* _Vos tâches_:
1. D'après le texte sur l'apprentissage, pendant combien de temps un apprenti dont le contrat est interrompu en cours d'année peut-il prolonger sa formation au CFA ?
2. Rédigez la suite du texte sur l'apprentissage, à partir de sa dernière phrase.

Les principales mesures de simplification réglementaires visant à favoriser le développement de l’apprentissage concernent le contrat, la durée du travail et la rémunération de l’apprenti.

PROPOSITIONS CONCERNANT LE CONTRAT

Le rapport susmentionné propose de sécuriser la rupture du contrat d’apprentissage lorsqu’elle n’intervient pas par accord mutuel. Concrètement, l’employeur pourrait rompre le contrat pour faute grave ou pour inaptitude sans avoir à passer par les prud’hommes. En parallèle, l’apprenti pourrait démissionner après un entretien préalable avec l’employeur. Dans les deux cas, l’intervention ou l’assistance d’un représentant du personnel ou d’un conseiller du salarié serait requise.

La réforme du dispositif instaure également un droit de rester six mois en formation en cas de rupture de contrat. Pour ne pas perdre une année, tous les apprentis dont le contrat de travail est interrompu en cours d’année auront le droit de prolonger pendant six mois leur formation au sein du CFA (le centre de formation d’apprentis).

Par ailleurs, les CFA proposeront des prépas apprentissage de deux mois environ. L’objectif serait de donner aux futurs apprentis les connaissances et compétences requises (savoir-faire de base, savoir travailler en entreprise etc.). Cette mesure doit permettre de limiter le nombre de ruptures de contrats d’apprentissage qui interviennent souvent pour des formations de niveau inférieur au bac.

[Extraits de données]

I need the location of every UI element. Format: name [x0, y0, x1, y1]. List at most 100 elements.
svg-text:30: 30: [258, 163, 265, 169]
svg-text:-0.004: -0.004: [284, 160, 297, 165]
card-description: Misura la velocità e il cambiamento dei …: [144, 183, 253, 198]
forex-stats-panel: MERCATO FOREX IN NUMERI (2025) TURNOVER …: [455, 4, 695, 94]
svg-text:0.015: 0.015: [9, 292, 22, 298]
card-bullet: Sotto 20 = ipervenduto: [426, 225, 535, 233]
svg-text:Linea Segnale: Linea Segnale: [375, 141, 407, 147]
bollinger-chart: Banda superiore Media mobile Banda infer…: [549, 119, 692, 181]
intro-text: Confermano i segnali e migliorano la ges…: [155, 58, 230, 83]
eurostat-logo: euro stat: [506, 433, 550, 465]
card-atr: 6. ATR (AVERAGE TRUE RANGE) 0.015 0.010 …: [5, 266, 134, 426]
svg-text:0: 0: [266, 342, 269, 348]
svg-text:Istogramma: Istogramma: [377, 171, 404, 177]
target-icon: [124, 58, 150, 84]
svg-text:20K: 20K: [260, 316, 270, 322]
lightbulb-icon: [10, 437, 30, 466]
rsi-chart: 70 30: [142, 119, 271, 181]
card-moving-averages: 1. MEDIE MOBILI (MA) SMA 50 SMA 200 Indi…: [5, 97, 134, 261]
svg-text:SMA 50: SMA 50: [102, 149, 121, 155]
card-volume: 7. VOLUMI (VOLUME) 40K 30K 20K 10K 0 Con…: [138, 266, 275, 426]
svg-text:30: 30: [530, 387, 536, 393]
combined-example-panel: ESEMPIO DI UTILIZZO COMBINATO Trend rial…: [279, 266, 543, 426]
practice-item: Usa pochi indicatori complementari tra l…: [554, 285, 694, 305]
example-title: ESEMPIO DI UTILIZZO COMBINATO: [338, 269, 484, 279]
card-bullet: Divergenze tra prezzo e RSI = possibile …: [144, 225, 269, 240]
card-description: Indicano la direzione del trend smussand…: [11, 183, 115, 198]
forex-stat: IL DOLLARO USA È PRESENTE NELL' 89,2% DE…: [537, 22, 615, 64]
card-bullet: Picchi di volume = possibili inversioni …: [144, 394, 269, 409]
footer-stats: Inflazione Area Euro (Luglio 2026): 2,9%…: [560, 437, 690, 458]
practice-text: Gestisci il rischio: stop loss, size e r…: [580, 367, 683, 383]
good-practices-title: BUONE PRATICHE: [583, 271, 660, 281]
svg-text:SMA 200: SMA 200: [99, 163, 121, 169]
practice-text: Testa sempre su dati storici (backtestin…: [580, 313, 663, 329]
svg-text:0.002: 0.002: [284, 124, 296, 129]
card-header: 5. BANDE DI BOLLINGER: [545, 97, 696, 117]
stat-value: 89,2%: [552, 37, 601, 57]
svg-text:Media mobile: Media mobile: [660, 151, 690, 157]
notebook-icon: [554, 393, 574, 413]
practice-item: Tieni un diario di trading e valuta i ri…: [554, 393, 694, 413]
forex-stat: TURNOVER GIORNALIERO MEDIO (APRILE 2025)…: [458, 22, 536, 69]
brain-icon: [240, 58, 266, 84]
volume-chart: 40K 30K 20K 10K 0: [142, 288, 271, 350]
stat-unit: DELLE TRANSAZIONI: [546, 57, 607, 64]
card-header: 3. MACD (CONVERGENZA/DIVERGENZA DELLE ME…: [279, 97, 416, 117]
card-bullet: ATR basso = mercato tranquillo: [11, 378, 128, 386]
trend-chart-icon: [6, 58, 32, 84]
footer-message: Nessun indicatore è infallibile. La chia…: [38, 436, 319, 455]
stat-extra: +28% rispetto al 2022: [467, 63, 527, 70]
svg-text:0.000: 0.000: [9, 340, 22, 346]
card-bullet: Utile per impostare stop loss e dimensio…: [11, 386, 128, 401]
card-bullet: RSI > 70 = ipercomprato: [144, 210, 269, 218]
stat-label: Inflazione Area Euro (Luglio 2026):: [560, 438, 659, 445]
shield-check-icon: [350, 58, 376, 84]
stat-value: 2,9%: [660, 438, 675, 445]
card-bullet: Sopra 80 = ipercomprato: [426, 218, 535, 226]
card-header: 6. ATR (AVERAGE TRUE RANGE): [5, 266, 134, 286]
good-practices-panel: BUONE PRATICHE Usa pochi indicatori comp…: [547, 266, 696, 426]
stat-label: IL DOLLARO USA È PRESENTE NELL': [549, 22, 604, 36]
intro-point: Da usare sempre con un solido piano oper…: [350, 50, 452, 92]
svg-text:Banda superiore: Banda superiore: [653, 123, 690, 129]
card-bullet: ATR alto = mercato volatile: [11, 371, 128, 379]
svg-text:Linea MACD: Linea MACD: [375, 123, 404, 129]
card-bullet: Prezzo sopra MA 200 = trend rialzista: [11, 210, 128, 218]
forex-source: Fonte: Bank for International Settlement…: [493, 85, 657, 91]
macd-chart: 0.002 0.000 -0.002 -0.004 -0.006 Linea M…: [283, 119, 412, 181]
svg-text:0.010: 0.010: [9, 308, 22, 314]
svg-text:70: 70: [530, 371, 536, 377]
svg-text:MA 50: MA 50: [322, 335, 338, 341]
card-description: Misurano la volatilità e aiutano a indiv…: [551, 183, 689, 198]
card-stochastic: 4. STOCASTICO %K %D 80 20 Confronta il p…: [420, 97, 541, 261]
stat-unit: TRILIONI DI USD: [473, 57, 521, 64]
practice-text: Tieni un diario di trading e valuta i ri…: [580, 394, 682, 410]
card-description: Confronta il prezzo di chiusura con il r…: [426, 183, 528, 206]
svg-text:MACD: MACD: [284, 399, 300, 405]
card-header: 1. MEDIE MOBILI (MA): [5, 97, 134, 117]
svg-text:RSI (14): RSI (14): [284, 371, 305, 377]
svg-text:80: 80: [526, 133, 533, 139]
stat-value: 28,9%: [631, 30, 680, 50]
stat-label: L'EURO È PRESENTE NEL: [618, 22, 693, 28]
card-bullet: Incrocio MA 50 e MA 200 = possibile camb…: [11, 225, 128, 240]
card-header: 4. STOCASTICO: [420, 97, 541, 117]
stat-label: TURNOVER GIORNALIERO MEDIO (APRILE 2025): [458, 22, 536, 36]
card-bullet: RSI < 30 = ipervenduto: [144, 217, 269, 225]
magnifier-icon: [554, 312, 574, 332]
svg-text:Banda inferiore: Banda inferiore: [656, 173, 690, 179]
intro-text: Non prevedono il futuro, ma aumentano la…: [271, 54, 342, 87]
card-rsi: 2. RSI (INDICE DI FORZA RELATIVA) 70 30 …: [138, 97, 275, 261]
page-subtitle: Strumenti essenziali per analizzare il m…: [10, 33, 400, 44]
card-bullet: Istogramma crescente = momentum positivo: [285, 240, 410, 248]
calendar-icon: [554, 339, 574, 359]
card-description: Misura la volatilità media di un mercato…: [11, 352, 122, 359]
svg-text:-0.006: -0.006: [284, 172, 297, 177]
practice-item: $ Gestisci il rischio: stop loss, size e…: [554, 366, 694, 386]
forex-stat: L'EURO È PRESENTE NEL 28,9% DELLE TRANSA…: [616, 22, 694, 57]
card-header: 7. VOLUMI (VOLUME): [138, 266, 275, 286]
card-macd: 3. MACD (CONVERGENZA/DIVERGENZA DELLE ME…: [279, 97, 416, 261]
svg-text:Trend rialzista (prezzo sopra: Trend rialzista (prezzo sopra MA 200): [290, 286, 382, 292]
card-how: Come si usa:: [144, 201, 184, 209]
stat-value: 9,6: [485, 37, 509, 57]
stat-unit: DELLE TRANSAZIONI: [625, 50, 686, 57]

* _Liste des réponses_:
1. Six mois.

2.
RECRUTEMENT ET LIMITE D’AGE

Une autre mesure propose de supprimer la limite supérieure d’âge d’entrée en contrat d’apprentissage de 26 ans. La raison : pouvoir prendre en compte les reconversions au cours de la vie professionnelle. Une expérimentation a déjà été lancée l’année dernière pour les employeurs dans neuf régions de France pouvant embaucher en contrat d’apprentissage des jeunes âgés jusqu’à 30 ans. Ce dispositif expérimental sera dorénavant étendu à l’ensemble du pays.

Enfin, les employeurs pourront recruter des jeunes en contrat d’apprentissage tout au long de l’année et non plus seulement pendant les quatre derniers mois de l’année, selon le cycle scolaire.

DURÉE DE TRAVAIL

Des aménagements du temps de travail des apprentis mineurs sont suggérés pour deux secteurs en particuliers, afin de permettre une meilleure participation de ces jeunes aux travaux de l’entreprise :

  • Dans le BTP : autoriser la branche à déroger, par accord collectif ou étendu, à la durée de travail journalière de 8 heures ou à la durée hebdomadaire de 35 heures sans autorisation de l’inspecteur du travail;
  • Dans le HCR : étendre à minuit l’autorisation de travail de nuit.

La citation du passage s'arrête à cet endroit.